╭─ Supplied material

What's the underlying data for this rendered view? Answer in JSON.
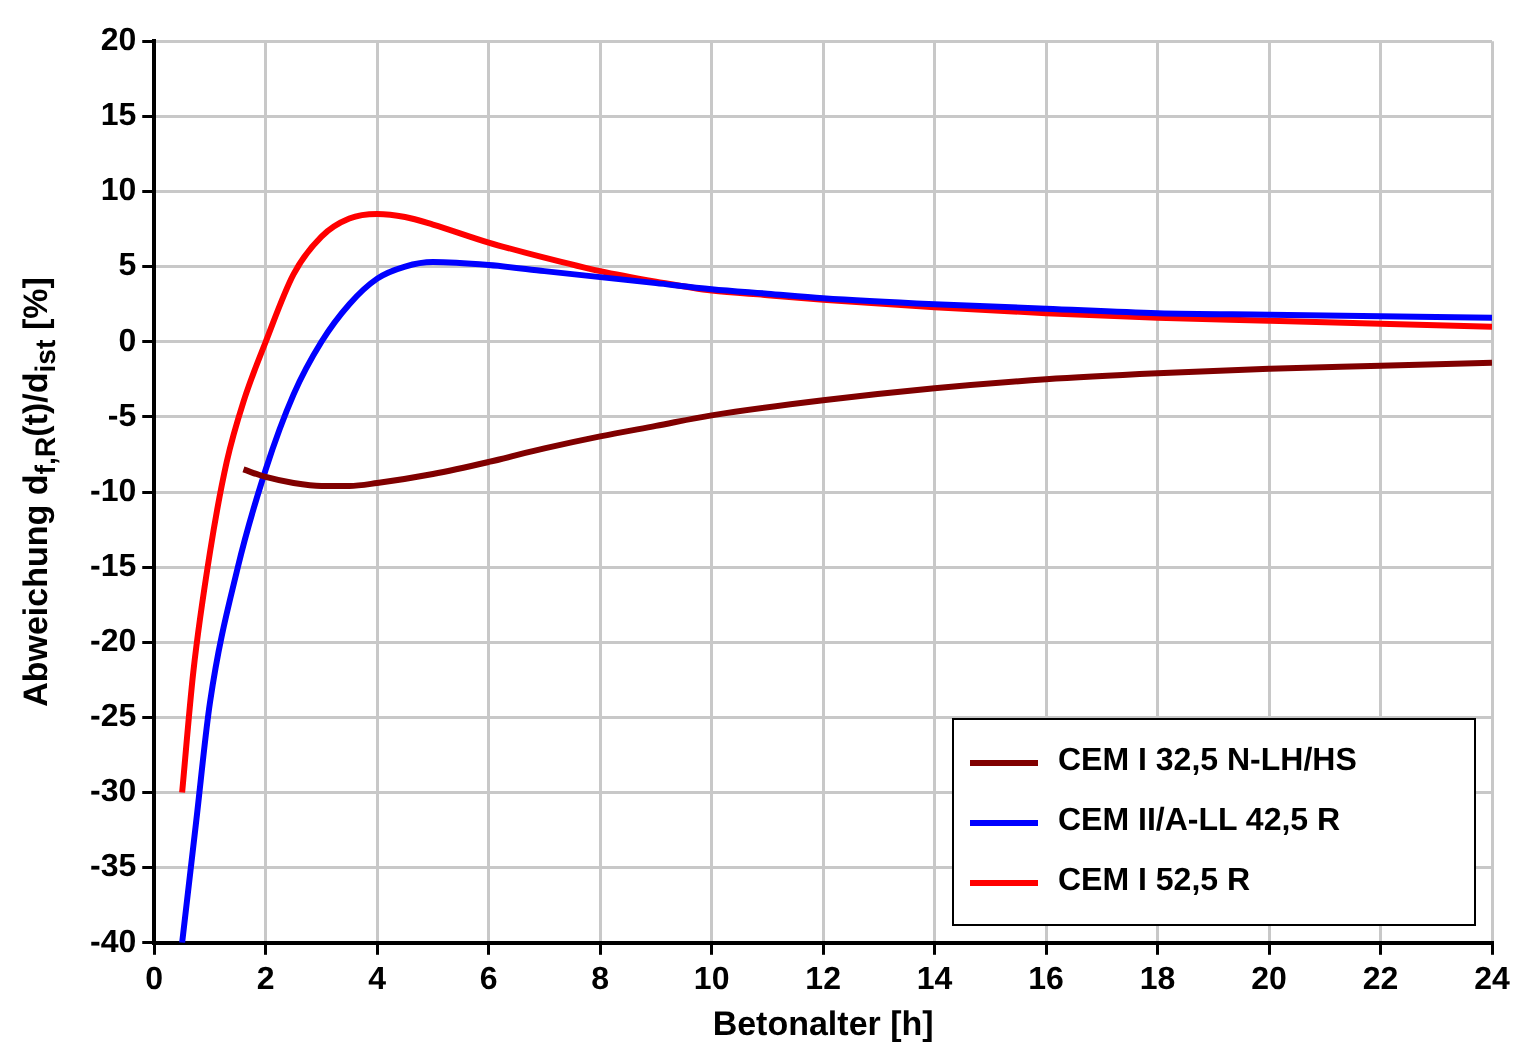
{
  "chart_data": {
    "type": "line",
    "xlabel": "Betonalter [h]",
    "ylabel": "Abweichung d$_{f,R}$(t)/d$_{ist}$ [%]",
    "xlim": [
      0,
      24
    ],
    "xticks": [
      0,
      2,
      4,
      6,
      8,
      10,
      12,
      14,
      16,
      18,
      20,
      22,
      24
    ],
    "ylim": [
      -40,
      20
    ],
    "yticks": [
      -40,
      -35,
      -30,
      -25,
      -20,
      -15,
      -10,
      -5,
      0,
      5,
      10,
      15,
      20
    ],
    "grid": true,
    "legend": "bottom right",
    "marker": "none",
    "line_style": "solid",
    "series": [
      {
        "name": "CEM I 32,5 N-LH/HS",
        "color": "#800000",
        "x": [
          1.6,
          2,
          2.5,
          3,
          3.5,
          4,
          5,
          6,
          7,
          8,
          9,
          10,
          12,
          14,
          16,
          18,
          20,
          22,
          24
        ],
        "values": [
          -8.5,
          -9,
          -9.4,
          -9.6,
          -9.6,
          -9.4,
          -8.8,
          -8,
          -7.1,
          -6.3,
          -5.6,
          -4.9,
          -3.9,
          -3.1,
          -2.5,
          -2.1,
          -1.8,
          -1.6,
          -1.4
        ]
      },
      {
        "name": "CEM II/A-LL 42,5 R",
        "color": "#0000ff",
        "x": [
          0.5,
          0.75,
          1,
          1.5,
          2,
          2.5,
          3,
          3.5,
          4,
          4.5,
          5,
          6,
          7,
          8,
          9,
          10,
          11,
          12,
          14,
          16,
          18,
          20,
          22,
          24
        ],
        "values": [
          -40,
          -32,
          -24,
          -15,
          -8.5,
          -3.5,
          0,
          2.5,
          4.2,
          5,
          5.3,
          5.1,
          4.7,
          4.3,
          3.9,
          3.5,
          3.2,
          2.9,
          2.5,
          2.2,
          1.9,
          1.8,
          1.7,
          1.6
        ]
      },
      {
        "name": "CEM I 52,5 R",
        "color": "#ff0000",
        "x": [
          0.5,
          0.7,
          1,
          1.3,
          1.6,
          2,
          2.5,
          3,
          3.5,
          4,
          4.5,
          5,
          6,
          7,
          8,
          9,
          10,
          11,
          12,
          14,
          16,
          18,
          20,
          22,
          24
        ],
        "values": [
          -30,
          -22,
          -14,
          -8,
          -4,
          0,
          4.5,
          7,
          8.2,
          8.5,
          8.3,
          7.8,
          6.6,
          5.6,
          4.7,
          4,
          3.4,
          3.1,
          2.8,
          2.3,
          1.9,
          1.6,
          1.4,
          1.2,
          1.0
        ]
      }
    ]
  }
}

╰─

Request:
Each record above is to be restated exactly, with its pictures removed from the copy.

Finished answer:
What's the underlying data for this rendered view? Answer in JSON.
{
  "chart_data": {
    "type": "line",
    "xlabel": "Betonalter [h]",
    "ylabel": "Abweichung d$_{f,R}$(t)/d$_{ist}$ [%]",
    "xlim": [
      0,
      24
    ],
    "xticks": [
      0,
      2,
      4,
      6,
      8,
      10,
      12,
      14,
      16,
      18,
      20,
      22,
      24
    ],
    "ylim": [
      -40,
      20
    ],
    "yticks": [
      -40,
      -35,
      -30,
      -25,
      -20,
      -15,
      -10,
      -5,
      0,
      5,
      10,
      15,
      20
    ],
    "grid": true,
    "legend": "bottom right",
    "marker": "none",
    "line_style": "solid",
    "series": [
      {
        "name": "CEM I 32,5 N-LH/HS",
        "color": "#800000",
        "x": [
          1.6,
          2,
          2.5,
          3,
          3.5,
          4,
          5,
          6,
          7,
          8,
          9,
          10,
          12,
          14,
          16,
          18,
          20,
          22,
          24
        ],
        "values": [
          -8.5,
          -9,
          -9.4,
          -9.6,
          -9.6,
          -9.4,
          -8.8,
          -8,
          -7.1,
          -6.3,
          -5.6,
          -4.9,
          -3.9,
          -3.1,
          -2.5,
          -2.1,
          -1.8,
          -1.6,
          -1.4
        ]
      },
      {
        "name": "CEM II/A-LL 42,5 R",
        "color": "#0000ff",
        "x": [
          0.5,
          0.75,
          1,
          1.5,
          2,
          2.5,
          3,
          3.5,
          4,
          4.5,
          5,
          6,
          7,
          8,
          9,
          10,
          11,
          12,
          14,
          16,
          18,
          20,
          22,
          24
        ],
        "values": [
          -40,
          -32,
          -24,
          -15,
          -8.5,
          -3.5,
          0,
          2.5,
          4.2,
          5,
          5.3,
          5.1,
          4.7,
          4.3,
          3.9,
          3.5,
          3.2,
          2.9,
          2.5,
          2.2,
          1.9,
          1.8,
          1.7,
          1.6
        ]
      },
      {
        "name": "CEM I 52,5 R",
        "color": "#ff0000",
        "x": [
          0.5,
          0.7,
          1,
          1.3,
          1.6,
          2,
          2.5,
          3,
          3.5,
          4,
          4.5,
          5,
          6,
          7,
          8,
          9,
          10,
          11,
          12,
          14,
          16,
          18,
          20,
          22,
          24
        ],
        "values": [
          -30,
          -22,
          -14,
          -8,
          -4,
          0,
          4.5,
          7,
          8.2,
          8.5,
          8.3,
          7.8,
          6.6,
          5.6,
          4.7,
          4,
          3.4,
          3.1,
          2.8,
          2.3,
          1.9,
          1.6,
          1.4,
          1.2,
          1.0
        ]
      }
    ]
  }
}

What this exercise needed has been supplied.